[带标注的区域列表]
***
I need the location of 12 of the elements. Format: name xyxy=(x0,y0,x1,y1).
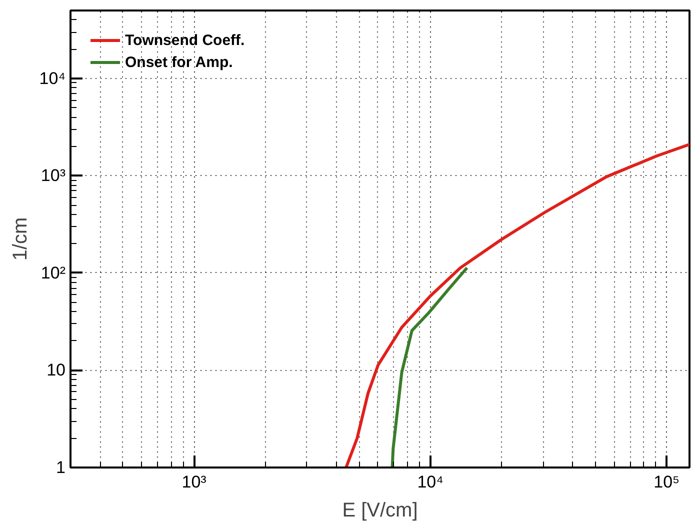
y-tick-label: 10³ xyxy=(40,166,66,186)
x-tick-label: 10⁵ xyxy=(654,472,680,492)
y-tick-label: 10⁴ xyxy=(39,68,66,88)
x-tick-label: 10³ xyxy=(182,472,207,492)
y-tick-label: 10 xyxy=(46,360,66,380)
x-axis-title: E [V/cm] xyxy=(342,500,418,522)
y-axis-title: 1/cm xyxy=(9,217,32,261)
legend-label: Onset for Amp. xyxy=(125,54,233,70)
legend-label: Townsend Coeff. xyxy=(125,32,245,48)
y-tick-label: 10² xyxy=(40,263,66,282)
x-tick-label: 10⁴ xyxy=(417,472,444,492)
y-tick-label: 1 xyxy=(56,458,66,477)
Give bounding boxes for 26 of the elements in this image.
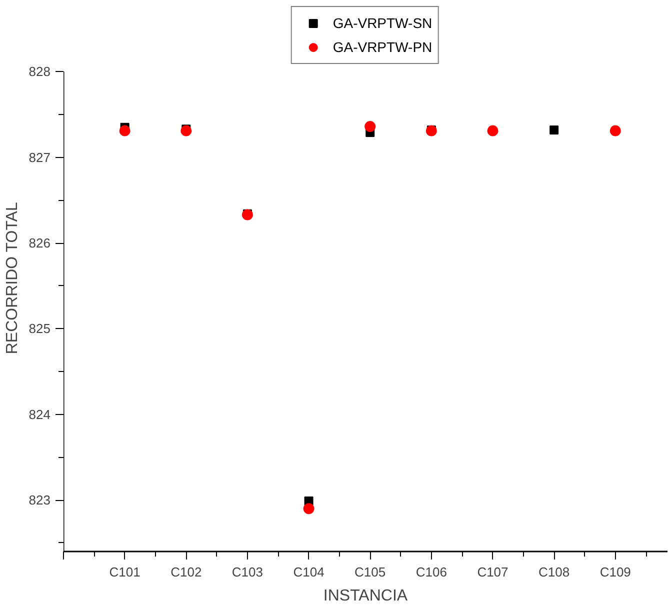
x-tick-label: C107 bbox=[477, 564, 508, 580]
point bbox=[119, 125, 130, 136]
point bbox=[550, 125, 559, 134]
x-tick-label: C106 bbox=[416, 564, 447, 580]
x-tick-label: C103 bbox=[232, 564, 263, 580]
point bbox=[303, 503, 314, 514]
point bbox=[180, 125, 192, 136]
x-tick-label: C108 bbox=[538, 564, 570, 580]
x-tick-label: C102 bbox=[170, 564, 202, 580]
x-tick-label: C104 bbox=[293, 564, 324, 580]
y-tick-label: 825 bbox=[28, 321, 51, 336]
y-axis-title: RECORRIDO TOTAL bbox=[4, 202, 21, 354]
y-tick-label: 823 bbox=[28, 492, 51, 508]
x-tick-label: C101 bbox=[109, 564, 140, 580]
y-tick-label: 826 bbox=[28, 236, 51, 251]
y-tick-label: 828 bbox=[28, 64, 51, 80]
y-tick-label: 824 bbox=[28, 406, 51, 422]
x-tick-label: C105 bbox=[354, 564, 386, 580]
legend-label: GA-VRPTW-PN bbox=[332, 39, 432, 55]
point bbox=[487, 125, 498, 136]
point bbox=[364, 121, 376, 132]
y-tick-label: 827 bbox=[28, 150, 51, 165]
x-axis-title: INSTANCIA bbox=[323, 588, 408, 604]
legend-label: GA-VRPTW-SN bbox=[332, 15, 432, 31]
point bbox=[610, 125, 621, 136]
x-tick-label: C109 bbox=[600, 564, 631, 580]
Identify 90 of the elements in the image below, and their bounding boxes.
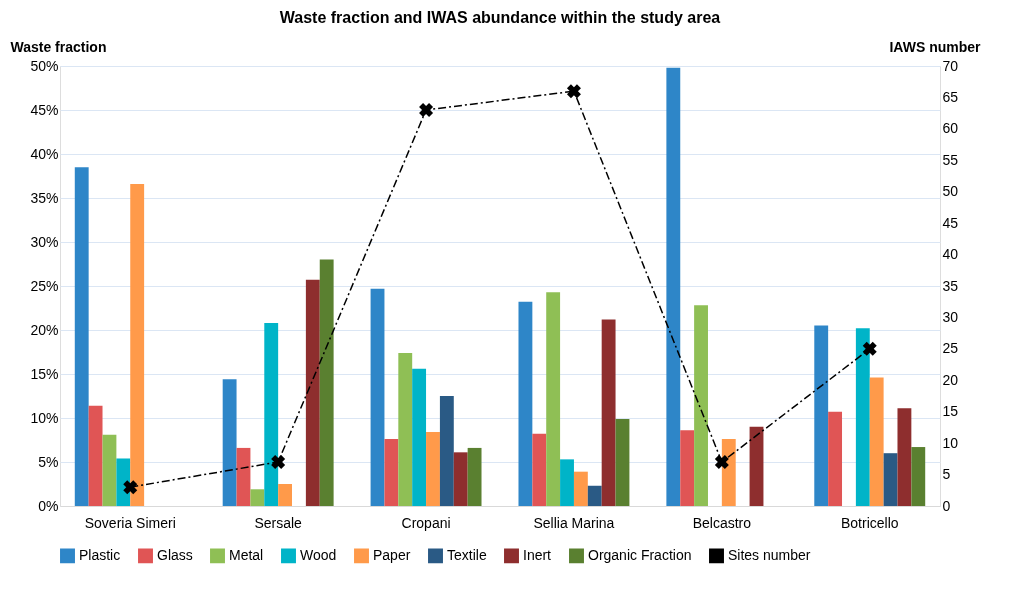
***
_给定指令:_ 请将上方全部条目逐行照原文抄录，图片一律不予保留。

_练习回答:_
I need the location of 12 of the elements. Format: name xyxy=(x0,y0,x1,y1).
y-tick-label: 10³ xyxy=(40,166,66,186)
x-tick-label: 10⁵ xyxy=(654,472,680,492)
y-tick-label: 10⁴ xyxy=(39,68,66,88)
x-tick-label: 10³ xyxy=(182,472,207,492)
y-tick-label: 10 xyxy=(46,360,66,380)
x-axis-title: E [V/cm] xyxy=(342,500,418,522)
y-axis-title: 1/cm xyxy=(9,217,32,261)
legend-label: Onset for Amp. xyxy=(125,54,233,70)
legend-label: Townsend Coeff. xyxy=(125,32,245,48)
y-tick-label: 10² xyxy=(40,263,66,282)
x-tick-label: 10⁴ xyxy=(417,472,444,492)
y-tick-label: 1 xyxy=(56,458,66,477)
Give bounding boxes for 26 of the elements in this image.
x-tick-label: C107 bbox=[477, 564, 508, 580]
point bbox=[119, 125, 130, 136]
point bbox=[550, 125, 559, 134]
x-tick-label: C106 bbox=[416, 564, 447, 580]
x-tick-label: C103 bbox=[232, 564, 263, 580]
point bbox=[303, 503, 314, 514]
point bbox=[180, 125, 192, 136]
x-tick-label: C108 bbox=[538, 564, 570, 580]
x-tick-label: C102 bbox=[170, 564, 202, 580]
x-tick-label: C104 bbox=[293, 564, 324, 580]
y-tick-label: 825 bbox=[28, 321, 51, 336]
y-axis-title: RECORRIDO TOTAL bbox=[4, 202, 21, 354]
y-tick-label: 823 bbox=[28, 492, 51, 508]
x-tick-label: C101 bbox=[109, 564, 140, 580]
y-tick-label: 826 bbox=[28, 236, 51, 251]
y-tick-label: 828 bbox=[28, 64, 51, 80]
y-tick-label: 824 bbox=[28, 406, 51, 422]
x-tick-label: C105 bbox=[354, 564, 386, 580]
legend-label: GA-VRPTW-PN bbox=[332, 39, 432, 55]
point bbox=[487, 125, 498, 136]
point bbox=[364, 121, 376, 132]
y-tick-label: 827 bbox=[28, 150, 51, 165]
x-axis-title: INSTANCIA bbox=[323, 588, 408, 604]
legend-label: GA-VRPTW-SN bbox=[332, 15, 432, 31]
point bbox=[610, 125, 621, 136]
x-tick-label: C109 bbox=[600, 564, 631, 580]
Identify 90 of the elements in the image below, and their bounding boxes.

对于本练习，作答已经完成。